* Begin TEXT *

1 month ago
Concerted Proton–Electron Transfer Minimizes Substituent Effects on Adsorbed Phthalocyanine Electrocatalysis
Molecularly modified electrodes (MMEs) are potent electrocatalysts, but few principles exist for their rational design. Electrocatalysis by soluble molecules depends strongly on substituents that tune the catalyst redox potential (E1/2), but it is unclear if this parameter similarly impacts MME catalysis. Herein, we employ the hydrogen evolution reaction (HER) as a test case for comparing carbon-adsorbed cobalt phthalocyanine (CoPc/C) and cobalt hexadecafluoro-phthalocyanine (CoFPc/C). By correlating HER activity and voltammetric data to total Co surface concentration across a wide range of catalyst loadings, we find that only 5–25% of adsorbed Co sites contribute to the Co(II/I) redox wave and that this subpopulation poorly correlates with catalytic activity. Instead, in the low-loading limit, catalytic activity correlates linearly with the majority Co(II/I)-silent Co population, revealing per-site turnover frequency (TOF) values for HER. Despite a 230 mV difference in Co(II/I) redox potentials, CoPc/C and CoFPc/C display TOF values differing by less than a factor of 3 when compared over a wide potential range. Mechanistic studies point to an inner-sphere concerted proton–electron transfer step as rate-determining, suggesting that the Co–H bond dissociation free energy (BDFE) rather than the Co(II/I) E1/2 is thermodynamically relevant. Computational studies indicate that the fluoro-substituents lead to compensatory changes in Co(II/I) E1/2 and Co(I) basicity, leaving the Co–H BDFE largely unchanged between CoPc and CoFPc and thereby manifesting in similar catalytic rates. These results highlight the limited effect of E1/2-tuning on MME catalytic activity and motivate the development of methods to directly alter active site–substrate BDFE.

* End TEXT *
* Begin SUPPLIED MATERIAL *

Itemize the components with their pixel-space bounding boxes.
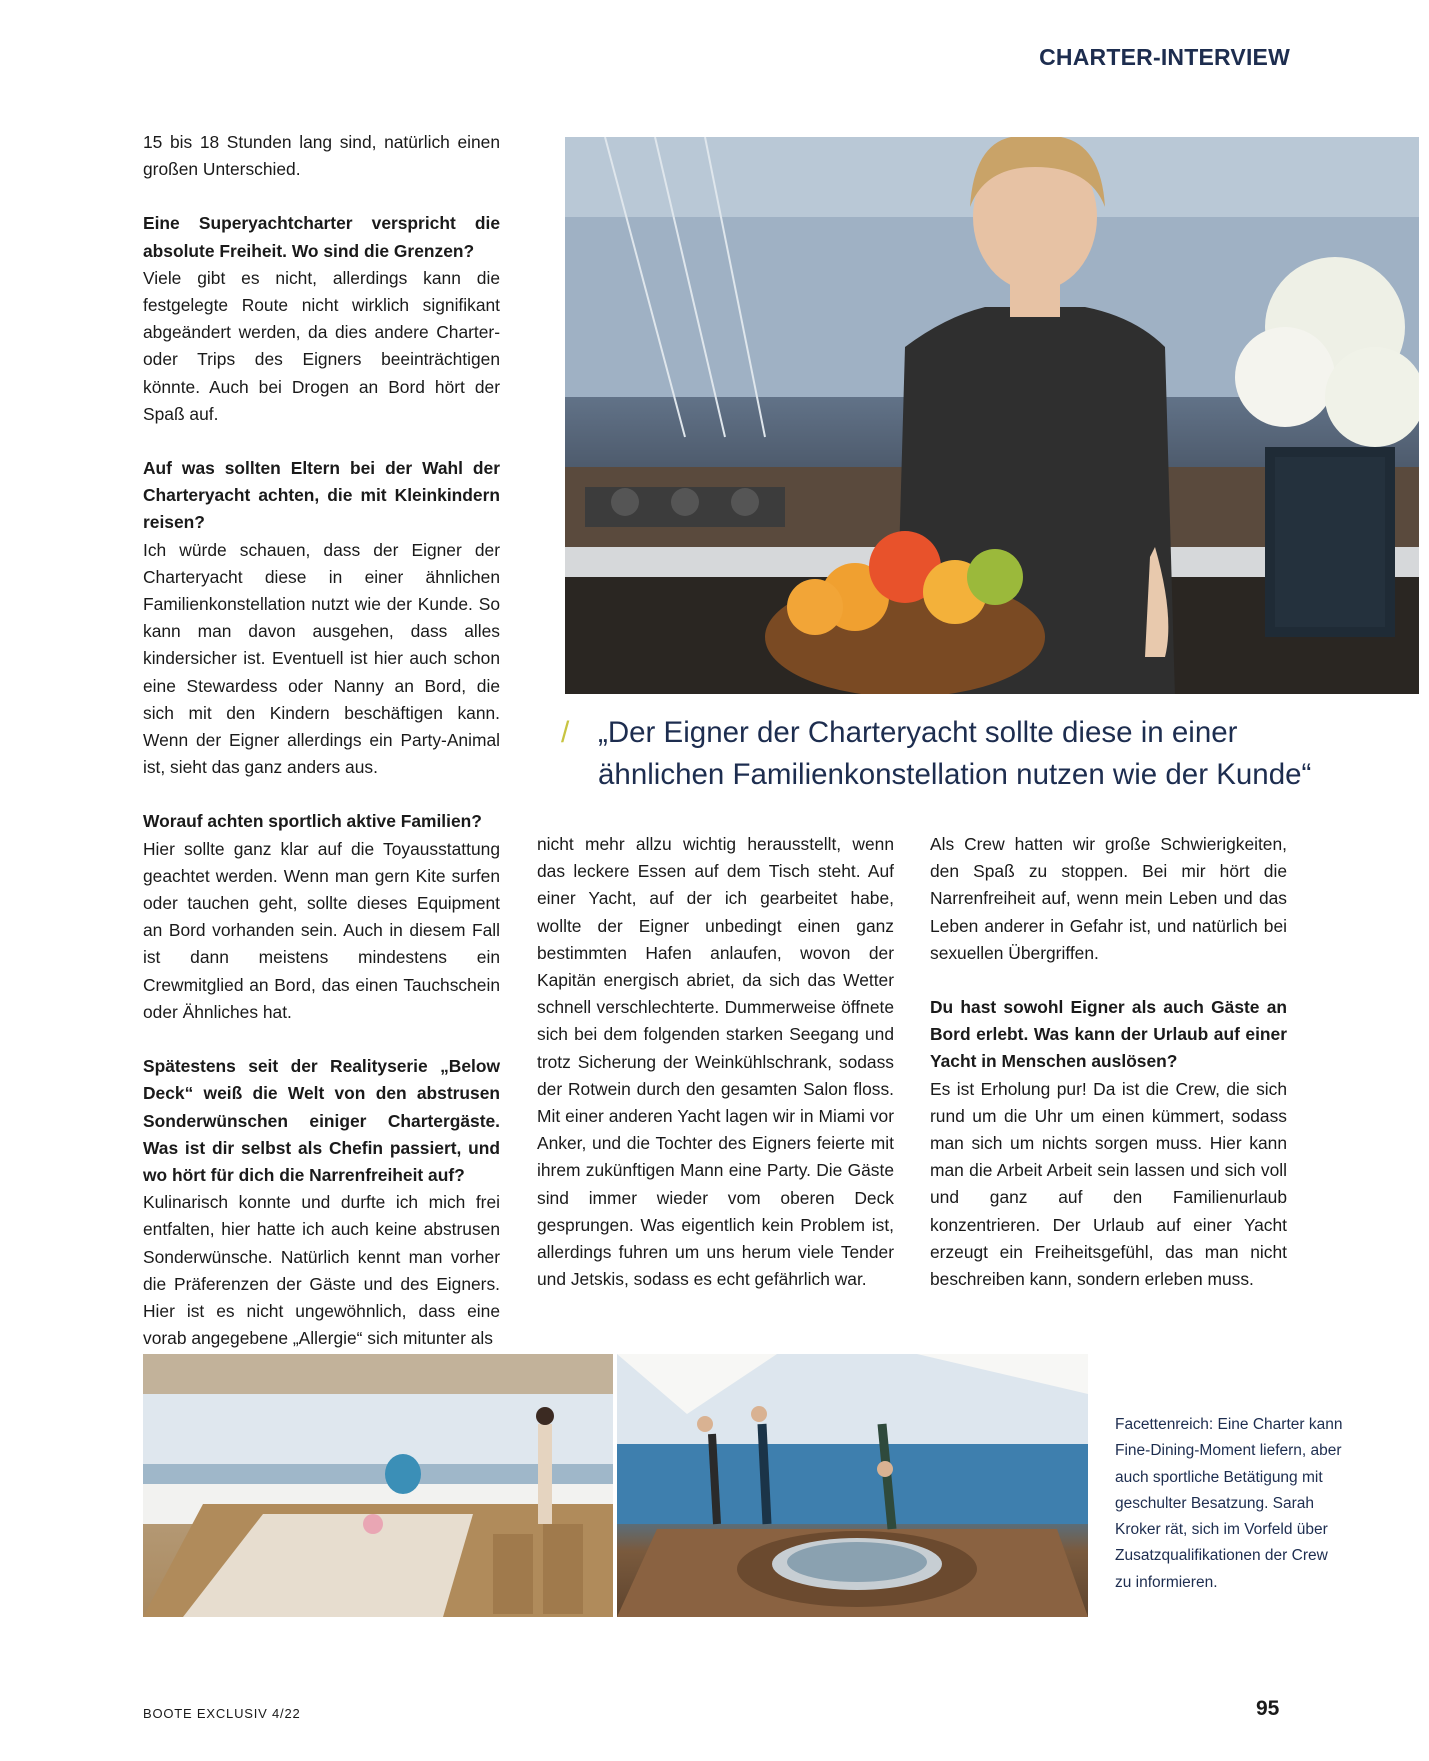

* End SUPPLIED MATERIAL *

● THE REQUEST:
In the phthalocyanine electrocatalysis text, how large is the difference in Co(II/I) redox potentials between CoPc/C and CoFPc/C?

● WRITTEN REPLY:
230 mV